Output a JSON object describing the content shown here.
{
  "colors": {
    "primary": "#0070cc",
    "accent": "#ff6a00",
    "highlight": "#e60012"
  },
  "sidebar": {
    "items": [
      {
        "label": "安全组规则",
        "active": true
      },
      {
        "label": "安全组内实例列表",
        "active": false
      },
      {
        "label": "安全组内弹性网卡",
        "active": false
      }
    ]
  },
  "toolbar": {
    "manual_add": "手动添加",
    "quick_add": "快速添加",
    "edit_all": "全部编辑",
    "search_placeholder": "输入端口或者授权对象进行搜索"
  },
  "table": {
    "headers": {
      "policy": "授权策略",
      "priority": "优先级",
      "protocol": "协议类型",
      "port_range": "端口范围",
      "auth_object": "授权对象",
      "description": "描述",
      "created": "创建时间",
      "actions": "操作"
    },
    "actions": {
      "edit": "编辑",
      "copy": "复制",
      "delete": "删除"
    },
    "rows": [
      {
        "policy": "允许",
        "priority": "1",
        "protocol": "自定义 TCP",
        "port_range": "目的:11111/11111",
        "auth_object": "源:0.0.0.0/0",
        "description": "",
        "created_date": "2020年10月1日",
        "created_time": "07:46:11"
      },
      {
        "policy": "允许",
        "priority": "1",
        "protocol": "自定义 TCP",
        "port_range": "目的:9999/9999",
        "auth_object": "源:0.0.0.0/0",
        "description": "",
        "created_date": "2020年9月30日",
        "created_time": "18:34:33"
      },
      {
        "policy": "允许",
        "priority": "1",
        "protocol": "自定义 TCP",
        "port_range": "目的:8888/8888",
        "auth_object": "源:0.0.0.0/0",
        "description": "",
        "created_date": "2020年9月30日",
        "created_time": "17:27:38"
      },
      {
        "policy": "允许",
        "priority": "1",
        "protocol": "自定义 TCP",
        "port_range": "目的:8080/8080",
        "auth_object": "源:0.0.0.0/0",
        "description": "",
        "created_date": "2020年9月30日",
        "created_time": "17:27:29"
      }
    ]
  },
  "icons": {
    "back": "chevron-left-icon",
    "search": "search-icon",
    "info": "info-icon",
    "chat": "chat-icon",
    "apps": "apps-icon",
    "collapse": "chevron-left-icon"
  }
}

=======

- [Set problem] Note each line of the entries that has "chevron" in it, and copy those lines.

- [Exercise answer]
    "back": "chevron-left-icon",
    "collapse": "chevron-left-icon"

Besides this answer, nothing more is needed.